Dataset listings of figures:
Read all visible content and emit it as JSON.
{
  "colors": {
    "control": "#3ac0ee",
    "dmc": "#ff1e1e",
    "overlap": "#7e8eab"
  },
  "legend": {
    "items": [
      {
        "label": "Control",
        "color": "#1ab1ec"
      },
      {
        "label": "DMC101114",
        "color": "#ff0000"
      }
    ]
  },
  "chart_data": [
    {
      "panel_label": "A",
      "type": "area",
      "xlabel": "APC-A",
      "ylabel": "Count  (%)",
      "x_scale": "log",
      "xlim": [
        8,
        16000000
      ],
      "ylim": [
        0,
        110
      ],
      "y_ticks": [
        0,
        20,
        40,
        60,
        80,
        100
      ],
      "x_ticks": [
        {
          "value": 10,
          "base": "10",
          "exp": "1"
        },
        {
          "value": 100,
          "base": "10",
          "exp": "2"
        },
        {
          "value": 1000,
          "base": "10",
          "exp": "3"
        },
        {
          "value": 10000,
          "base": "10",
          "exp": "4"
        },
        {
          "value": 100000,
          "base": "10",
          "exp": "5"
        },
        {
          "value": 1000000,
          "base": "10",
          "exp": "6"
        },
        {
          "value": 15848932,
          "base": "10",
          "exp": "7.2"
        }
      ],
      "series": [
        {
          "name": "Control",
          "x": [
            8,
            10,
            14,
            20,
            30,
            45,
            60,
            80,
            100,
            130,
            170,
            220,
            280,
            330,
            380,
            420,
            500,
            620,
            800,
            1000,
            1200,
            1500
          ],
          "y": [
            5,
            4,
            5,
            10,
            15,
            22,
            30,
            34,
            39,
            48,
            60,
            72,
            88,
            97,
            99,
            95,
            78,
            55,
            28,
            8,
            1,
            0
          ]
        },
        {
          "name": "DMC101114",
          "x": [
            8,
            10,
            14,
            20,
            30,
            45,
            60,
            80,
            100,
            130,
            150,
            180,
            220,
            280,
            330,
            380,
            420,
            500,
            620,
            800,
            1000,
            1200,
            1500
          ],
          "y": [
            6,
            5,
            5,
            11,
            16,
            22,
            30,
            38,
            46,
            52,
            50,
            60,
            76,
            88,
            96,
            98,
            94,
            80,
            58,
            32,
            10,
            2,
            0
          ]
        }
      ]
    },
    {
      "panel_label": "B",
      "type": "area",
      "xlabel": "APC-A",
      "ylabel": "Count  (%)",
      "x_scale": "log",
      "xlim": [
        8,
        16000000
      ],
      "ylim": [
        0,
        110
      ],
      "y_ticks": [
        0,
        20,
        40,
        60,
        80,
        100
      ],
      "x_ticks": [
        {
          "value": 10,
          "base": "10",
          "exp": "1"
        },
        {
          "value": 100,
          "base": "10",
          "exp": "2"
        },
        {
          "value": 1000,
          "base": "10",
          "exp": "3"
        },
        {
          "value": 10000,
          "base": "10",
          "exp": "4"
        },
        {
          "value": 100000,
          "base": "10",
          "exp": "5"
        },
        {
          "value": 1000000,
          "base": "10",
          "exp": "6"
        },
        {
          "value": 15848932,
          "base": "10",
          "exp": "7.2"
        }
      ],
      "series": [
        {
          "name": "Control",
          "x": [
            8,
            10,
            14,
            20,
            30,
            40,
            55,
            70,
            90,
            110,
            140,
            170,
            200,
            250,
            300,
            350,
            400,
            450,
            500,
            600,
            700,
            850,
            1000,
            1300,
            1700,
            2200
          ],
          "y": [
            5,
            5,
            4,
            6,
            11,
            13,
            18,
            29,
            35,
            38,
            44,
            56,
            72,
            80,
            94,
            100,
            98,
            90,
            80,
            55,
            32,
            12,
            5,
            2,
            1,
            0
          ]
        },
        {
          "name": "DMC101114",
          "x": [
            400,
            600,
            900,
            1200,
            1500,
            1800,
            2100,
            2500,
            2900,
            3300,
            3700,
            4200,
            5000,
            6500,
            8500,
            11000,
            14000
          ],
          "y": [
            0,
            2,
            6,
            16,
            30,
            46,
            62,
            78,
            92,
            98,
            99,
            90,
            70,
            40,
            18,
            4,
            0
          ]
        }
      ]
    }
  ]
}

» DIRECTIONS FOR THIS TASK
From the first line to the last, please quote the material above exactly.

» ANSWER IN FULL
Read all visible content and emit it as JSON.
{
  "colors": {
    "control": "#3ac0ee",
    "dmc": "#ff1e1e",
    "overlap": "#7e8eab"
  },
  "legend": {
    "items": [
      {
        "label": "Control",
        "color": "#1ab1ec"
      },
      {
        "label": "DMC101114",
        "color": "#ff0000"
      }
    ]
  },
  "chart_data": [
    {
      "panel_label": "A",
      "type": "area",
      "xlabel": "APC-A",
      "ylabel": "Count  (%)",
      "x_scale": "log",
      "xlim": [
        8,
        16000000
      ],
      "ylim": [
        0,
        110
      ],
      "y_ticks": [
        0,
        20,
        40,
        60,
        80,
        100
      ],
      "x_ticks": [
        {
          "value": 10,
          "base": "10",
          "exp": "1"
        },
        {
          "value": 100,
          "base": "10",
          "exp": "2"
        },
        {
          "value": 1000,
          "base": "10",
          "exp": "3"
        },
        {
          "value": 10000,
          "base": "10",
          "exp": "4"
        },
        {
          "value": 100000,
          "base": "10",
          "exp": "5"
        },
        {
          "value": 1000000,
          "base": "10",
          "exp": "6"
        },
        {
          "value": 15848932,
          "base": "10",
          "exp": "7.2"
        }
      ],
      "series": [
        {
          "name": "Control",
          "x": [
            8,
            10,
            14,
            20,
            30,
            45,
            60,
            80,
            100,
            130,
            170,
            220,
            280,
            330,
            380,
            420,
            500,
            620,
            800,
            1000,
            1200,
            1500
          ],
          "y": [
            5,
            4,
            5,
            10,
            15,
            22,
            30,
            34,
            39,
            48,
            60,
            72,
            88,
            97,
            99,
            95,
            78,
            55,
            28,
            8,
            1,
            0
          ]
        },
        {
          "name": "DMC101114",
          "x": [
            8,
            10,
            14,
            20,
            30,
            45,
            60,
            80,
            100,
            130,
            150,
            180,
            220,
            280,
            330,
            380,
            420,
            500,
            620,
            800,
            1000,
            1200,
            1500
          ],
          "y": [
            6,
            5,
            5,
            11,
            16,
            22,
            30,
            38,
            46,
            52,
            50,
            60,
            76,
            88,
            96,
            98,
            94,
            80,
            58,
            32,
            10,
            2,
            0
          ]
        }
      ]
    },
    {
      "panel_label": "B",
      "type": "area",
      "xlabel": "APC-A",
      "ylabel": "Count  (%)",
      "x_scale": "log",
      "xlim": [
        8,
        16000000
      ],
      "ylim": [
        0,
        110
      ],
      "y_ticks": [
        0,
        20,
        40,
        60,
        80,
        100
      ],
      "x_ticks": [
        {
          "value": 10,
          "base": "10",
          "exp": "1"
        },
        {
          "value": 100,
          "base": "10",
          "exp": "2"
        },
        {
          "value": 1000,
          "base": "10",
          "exp": "3"
        },
        {
          "value": 10000,
          "base": "10",
          "exp": "4"
        },
        {
          "value": 100000,
          "base": "10",
          "exp": "5"
        },
        {
          "value": 1000000,
          "base": "10",
          "exp": "6"
        },
        {
          "value": 15848932,
          "base": "10",
          "exp": "7.2"
        }
      ],
      "series": [
        {
          "name": "Control",
          "x": [
            8,
            10,
            14,
            20,
            30,
            40,
            55,
            70,
            90,
            110,
            140,
            170,
            200,
            250,
            300,
            350,
            400,
            450,
            500,
            600,
            700,
            850,
            1000,
            1300,
            1700,
            2200
          ],
          "y": [
            5,
            5,
            4,
            6,
            11,
            13,
            18,
            29,
            35,
            38,
            44,
            56,
            72,
            80,
            94,
            100,
            98,
            90,
            80,
            55,
            32,
            12,
            5,
            2,
            1,
            0
          ]
        },
        {
          "name": "DMC101114",
          "x": [
            400,
            600,
            900,
            1200,
            1500,
            1800,
            2100,
            2500,
            2900,
            3300,
            3700,
            4200,
            5000,
            6500,
            8500,
            11000,
            14000
          ],
          "y": [
            0,
            2,
            6,
            16,
            30,
            46,
            62,
            78,
            92,
            98,
            99,
            90,
            70,
            40,
            18,
            4,
            0
          ]
        }
      ]
    }
  ]
}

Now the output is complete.